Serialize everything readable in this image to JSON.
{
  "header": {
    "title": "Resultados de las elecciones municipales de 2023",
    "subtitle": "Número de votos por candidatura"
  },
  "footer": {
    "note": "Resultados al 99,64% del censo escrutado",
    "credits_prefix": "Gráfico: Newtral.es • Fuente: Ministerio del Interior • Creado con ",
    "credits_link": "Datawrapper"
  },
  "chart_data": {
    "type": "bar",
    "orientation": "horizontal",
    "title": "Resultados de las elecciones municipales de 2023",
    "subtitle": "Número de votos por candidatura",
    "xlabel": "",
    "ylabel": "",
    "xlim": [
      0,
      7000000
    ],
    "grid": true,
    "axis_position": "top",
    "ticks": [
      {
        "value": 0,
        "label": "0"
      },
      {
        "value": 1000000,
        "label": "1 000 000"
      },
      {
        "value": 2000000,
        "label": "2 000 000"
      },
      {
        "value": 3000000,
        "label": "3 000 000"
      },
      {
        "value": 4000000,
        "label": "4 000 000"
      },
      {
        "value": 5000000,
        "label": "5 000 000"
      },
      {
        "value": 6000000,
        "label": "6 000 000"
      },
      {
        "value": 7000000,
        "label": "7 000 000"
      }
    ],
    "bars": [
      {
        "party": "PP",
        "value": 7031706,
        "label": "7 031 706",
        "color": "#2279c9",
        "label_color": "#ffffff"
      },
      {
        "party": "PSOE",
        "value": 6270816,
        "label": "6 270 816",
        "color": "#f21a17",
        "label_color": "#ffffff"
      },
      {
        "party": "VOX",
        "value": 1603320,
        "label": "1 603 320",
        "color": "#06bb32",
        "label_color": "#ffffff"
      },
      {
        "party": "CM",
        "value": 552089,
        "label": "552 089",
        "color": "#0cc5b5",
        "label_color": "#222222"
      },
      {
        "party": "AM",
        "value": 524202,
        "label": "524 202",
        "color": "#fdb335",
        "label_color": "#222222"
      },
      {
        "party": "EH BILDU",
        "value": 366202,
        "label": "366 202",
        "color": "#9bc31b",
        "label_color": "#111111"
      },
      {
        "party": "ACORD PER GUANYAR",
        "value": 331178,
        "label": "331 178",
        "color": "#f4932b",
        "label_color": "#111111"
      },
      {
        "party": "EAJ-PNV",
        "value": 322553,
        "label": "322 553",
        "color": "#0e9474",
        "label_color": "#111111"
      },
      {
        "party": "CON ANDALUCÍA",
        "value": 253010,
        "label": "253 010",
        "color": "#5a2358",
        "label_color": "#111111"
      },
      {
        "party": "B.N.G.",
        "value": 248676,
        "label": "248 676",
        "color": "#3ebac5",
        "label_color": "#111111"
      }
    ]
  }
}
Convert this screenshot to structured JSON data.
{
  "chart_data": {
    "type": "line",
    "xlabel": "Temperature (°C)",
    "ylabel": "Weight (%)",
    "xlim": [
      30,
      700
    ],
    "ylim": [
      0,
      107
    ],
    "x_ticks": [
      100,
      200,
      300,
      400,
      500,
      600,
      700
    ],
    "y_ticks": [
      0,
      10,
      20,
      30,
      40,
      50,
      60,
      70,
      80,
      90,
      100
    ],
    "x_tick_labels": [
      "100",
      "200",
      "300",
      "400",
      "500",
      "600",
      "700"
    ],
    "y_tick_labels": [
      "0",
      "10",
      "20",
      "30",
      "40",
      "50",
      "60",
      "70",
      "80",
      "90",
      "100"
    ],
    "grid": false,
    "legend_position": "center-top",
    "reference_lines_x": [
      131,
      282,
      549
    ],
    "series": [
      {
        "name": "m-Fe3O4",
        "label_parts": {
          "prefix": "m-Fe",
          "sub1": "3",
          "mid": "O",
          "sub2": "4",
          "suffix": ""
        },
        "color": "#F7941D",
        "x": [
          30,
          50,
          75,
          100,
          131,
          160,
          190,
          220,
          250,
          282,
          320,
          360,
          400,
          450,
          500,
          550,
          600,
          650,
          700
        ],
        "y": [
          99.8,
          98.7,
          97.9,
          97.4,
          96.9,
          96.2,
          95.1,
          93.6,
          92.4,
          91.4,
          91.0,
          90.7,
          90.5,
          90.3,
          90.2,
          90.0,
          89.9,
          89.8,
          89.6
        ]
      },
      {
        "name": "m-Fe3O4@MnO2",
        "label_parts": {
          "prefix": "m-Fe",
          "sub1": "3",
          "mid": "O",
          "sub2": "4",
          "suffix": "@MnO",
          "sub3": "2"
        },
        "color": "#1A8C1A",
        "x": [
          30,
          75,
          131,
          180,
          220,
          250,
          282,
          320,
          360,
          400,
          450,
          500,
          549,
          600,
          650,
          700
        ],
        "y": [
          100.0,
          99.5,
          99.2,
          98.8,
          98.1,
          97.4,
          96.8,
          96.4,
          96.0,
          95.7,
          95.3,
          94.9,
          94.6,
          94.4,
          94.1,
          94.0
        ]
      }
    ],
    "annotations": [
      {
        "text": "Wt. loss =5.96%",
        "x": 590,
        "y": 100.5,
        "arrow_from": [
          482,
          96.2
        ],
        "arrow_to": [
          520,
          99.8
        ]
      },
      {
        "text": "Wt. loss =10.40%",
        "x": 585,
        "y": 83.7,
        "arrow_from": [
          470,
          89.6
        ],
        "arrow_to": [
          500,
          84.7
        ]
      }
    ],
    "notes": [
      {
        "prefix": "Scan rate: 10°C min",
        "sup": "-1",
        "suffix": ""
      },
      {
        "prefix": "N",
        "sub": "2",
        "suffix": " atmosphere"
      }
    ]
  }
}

****************************************

**DESCRIPTION OF THE TASK**
Exactly as shown, repeat every record.

**ANSWER TO THIS EXERCISE**
Serialize everything readable in this image to JSON.
{
  "header": {
    "title": "Resultados de las elecciones municipales de 2023",
    "subtitle": "Número de votos por candidatura"
  },
  "footer": {
    "note": "Resultados al 99,64% del censo escrutado",
    "credits_prefix": "Gráfico: Newtral.es • Fuente: Ministerio del Interior • Creado con ",
    "credits_link": "Datawrapper"
  },
  "chart_data": {
    "type": "bar",
    "orientation": "horizontal",
    "title": "Resultados de las elecciones municipales de 2023",
    "subtitle": "Número de votos por candidatura",
    "xlabel": "",
    "ylabel": "",
    "xlim": [
      0,
      7000000
    ],
    "grid": true,
    "axis_position": "top",
    "ticks": [
      {
        "value": 0,
        "label": "0"
      },
      {
        "value": 1000000,
        "label": "1 000 000"
      },
      {
        "value": 2000000,
        "label": "2 000 000"
      },
      {
        "value": 3000000,
        "label": "3 000 000"
      },
      {
        "value": 4000000,
        "label": "4 000 000"
      },
      {
        "value": 5000000,
        "label": "5 000 000"
      },
      {
        "value": 6000000,
        "label": "6 000 000"
      },
      {
        "value": 7000000,
        "label": "7 000 000"
      }
    ],
    "bars": [
      {
        "party": "PP",
        "value": 7031706,
        "label": "7 031 706",
        "color": "#2279c9",
        "label_color": "#ffffff"
      },
      {
        "party": "PSOE",
        "value": 6270816,
        "label": "6 270 816",
        "color": "#f21a17",
        "label_color": "#ffffff"
      },
      {
        "party": "VOX",
        "value": 1603320,
        "label": "1 603 320",
        "color": "#06bb32",
        "label_color": "#ffffff"
      },
      {
        "party": "CM",
        "value": 552089,
        "label": "552 089",
        "color": "#0cc5b5",
        "label_color": "#222222"
      },
      {
        "party": "AM",
        "value": 524202,
        "label": "524 202",
        "color": "#fdb335",
        "label_color": "#222222"
      },
      {
        "party": "EH BILDU",
        "value": 366202,
        "label": "366 202",
        "color": "#9bc31b",
        "label_color": "#111111"
      },
      {
        "party": "ACORD PER GUANYAR",
        "value": 331178,
        "label": "331 178",
        "color": "#f4932b",
        "label_color": "#111111"
      },
      {
        "party": "EAJ-PNV",
        "value": 322553,
        "label": "322 553",
        "color": "#0e9474",
        "label_color": "#111111"
      },
      {
        "party": "CON ANDALUCÍA",
        "value": 253010,
        "label": "253 010",
        "color": "#5a2358",
        "label_color": "#111111"
      },
      {
        "party": "B.N.G.",
        "value": 248676,
        "label": "248 676",
        "color": "#3ebac5",
        "label_color": "#111111"
      }
    ]
  }
}
Convert this screenshot to structured JSON data.
{
  "chart_data": {
    "type": "line",
    "xlabel": "Temperature (°C)",
    "ylabel": "Weight (%)",
    "xlim": [
      30,
      700
    ],
    "ylim": [
      0,
      107
    ],
    "x_ticks": [
      100,
      200,
      300,
      400,
      500,
      600,
      700
    ],
    "y_ticks": [
      0,
      10,
      20,
      30,
      40,
      50,
      60,
      70,
      80,
      90,
      100
    ],
    "x_tick_labels": [
      "100",
      "200",
      "300",
      "400",
      "500",
      "600",
      "700"
    ],
    "y_tick_labels": [
      "0",
      "10",
      "20",
      "30",
      "40",
      "50",
      "60",
      "70",
      "80",
      "90",
      "100"
    ],
    "grid": false,
    "legend_position": "center-top",
    "reference_lines_x": [
      131,
      282,
      549
    ],
    "series": [
      {
        "name": "m-Fe3O4",
        "label_parts": {
          "prefix": "m-Fe",
          "sub1": "3",
          "mid": "O",
          "sub2": "4",
          "suffix": ""
        },
        "color": "#F7941D",
        "x": [
          30,
          50,
          75,
          100,
          131,
          160,
          190,
          220,
          250,
          282,
          320,
          360,
          400,
          450,
          500,
          550,
          600,
          650,
          700
        ],
        "y": [
          99.8,
          98.7,
          97.9,
          97.4,
          96.9,
          96.2,
          95.1,
          93.6,
          92.4,
          91.4,
          91.0,
          90.7,
          90.5,
          90.3,
          90.2,
          90.0,
          89.9,
          89.8,
          89.6
        ]
      },
      {
        "name": "m-Fe3O4@MnO2",
        "label_parts": {
          "prefix": "m-Fe",
          "sub1": "3",
          "mid": "O",
          "sub2": "4",
          "suffix": "@MnO",
          "sub3": "2"
        },
        "color": "#1A8C1A",
        "x": [
          30,
          75,
          131,
          180,
          220,
          250,
          282,
          320,
          360,
          400,
          450,
          500,
          549,
          600,
          650,
          700
        ],
        "y": [
          100.0,
          99.5,
          99.2,
          98.8,
          98.1,
          97.4,
          96.8,
          96.4,
          96.0,
          95.7,
          95.3,
          94.9,
          94.6,
          94.4,
          94.1,
          94.0
        ]
      }
    ],
    "annotations": [
      {
        "text": "Wt. loss =5.96%",
        "x": 590,
        "y": 100.5,
        "arrow_from": [
          482,
          96.2
        ],
        "arrow_to": [
          520,
          99.8
        ]
      },
      {
        "text": "Wt. loss =10.40%",
        "x": 585,
        "y": 83.7,
        "arrow_from": [
          470,
          89.6
        ],
        "arrow_to": [
          500,
          84.7
        ]
      }
    ],
    "notes": [
      {
        "prefix": "Scan rate: 10°C min",
        "sup": "-1",
        "suffix": ""
      },
      {
        "prefix": "N",
        "sub": "2",
        "suffix": " atmosphere"
      }
    ]
  }
}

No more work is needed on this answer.